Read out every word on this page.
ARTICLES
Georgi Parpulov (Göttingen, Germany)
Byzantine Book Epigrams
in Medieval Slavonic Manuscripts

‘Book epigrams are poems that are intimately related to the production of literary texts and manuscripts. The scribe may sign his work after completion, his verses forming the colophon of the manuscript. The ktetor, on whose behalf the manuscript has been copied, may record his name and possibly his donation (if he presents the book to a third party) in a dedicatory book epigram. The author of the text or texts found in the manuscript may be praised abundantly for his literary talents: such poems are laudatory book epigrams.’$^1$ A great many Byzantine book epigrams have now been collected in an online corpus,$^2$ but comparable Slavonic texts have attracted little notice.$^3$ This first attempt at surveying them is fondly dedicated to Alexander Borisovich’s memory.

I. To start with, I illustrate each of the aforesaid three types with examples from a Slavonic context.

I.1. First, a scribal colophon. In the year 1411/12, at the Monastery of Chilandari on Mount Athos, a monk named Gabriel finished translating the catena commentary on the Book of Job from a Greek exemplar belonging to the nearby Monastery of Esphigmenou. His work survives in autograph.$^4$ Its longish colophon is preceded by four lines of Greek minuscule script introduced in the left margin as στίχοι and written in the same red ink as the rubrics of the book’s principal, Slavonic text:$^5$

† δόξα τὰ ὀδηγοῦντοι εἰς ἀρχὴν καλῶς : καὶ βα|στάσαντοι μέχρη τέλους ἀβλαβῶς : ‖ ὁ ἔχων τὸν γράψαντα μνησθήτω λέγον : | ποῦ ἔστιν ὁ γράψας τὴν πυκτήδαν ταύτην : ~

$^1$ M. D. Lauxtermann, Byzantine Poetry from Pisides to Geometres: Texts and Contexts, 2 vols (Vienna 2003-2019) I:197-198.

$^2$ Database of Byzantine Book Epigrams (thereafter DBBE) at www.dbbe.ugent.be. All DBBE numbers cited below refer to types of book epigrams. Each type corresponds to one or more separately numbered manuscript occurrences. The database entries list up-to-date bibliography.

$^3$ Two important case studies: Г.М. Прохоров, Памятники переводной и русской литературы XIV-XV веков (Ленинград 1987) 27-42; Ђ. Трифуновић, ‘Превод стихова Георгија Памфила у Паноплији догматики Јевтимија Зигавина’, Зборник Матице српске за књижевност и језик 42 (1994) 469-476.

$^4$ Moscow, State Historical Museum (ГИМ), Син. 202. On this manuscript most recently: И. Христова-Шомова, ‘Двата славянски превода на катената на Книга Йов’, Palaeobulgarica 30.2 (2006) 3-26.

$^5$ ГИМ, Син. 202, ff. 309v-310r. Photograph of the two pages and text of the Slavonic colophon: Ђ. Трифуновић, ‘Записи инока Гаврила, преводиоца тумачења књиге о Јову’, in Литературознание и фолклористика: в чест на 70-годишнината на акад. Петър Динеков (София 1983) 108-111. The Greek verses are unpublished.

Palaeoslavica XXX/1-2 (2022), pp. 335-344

> [Exercise directions]:
Go through the entries above and pull out each line with "Трифуновић" in it.

> [Exercise response]:
$^3$ Two important case studies: Г.М. Прохоров, Памятники переводной и русской литературы XIV-XV веков (Ленинград 1987) 27-42; Ђ. Трифуновић, ‘Превод стихова Георгија Памфила у Паноплији догматики Јевтимија Зигавина’, Зборник Матице српске за књижевност и језик 42 (1994) 469-476.
$^5$ ГИМ, Син. 202, ff. 309v-310r. Photograph of the two pages and text of the Slavonic colophon: Ђ. Трифуновић, ‘Записи инока Гаврила, преводиоца тумачења књиге о Јову’, in Литературознание и фолклористика: в чест на 70-годишнината на акад. Петър Динеков (София 1983) 108-111. The Greek verses are unpublished.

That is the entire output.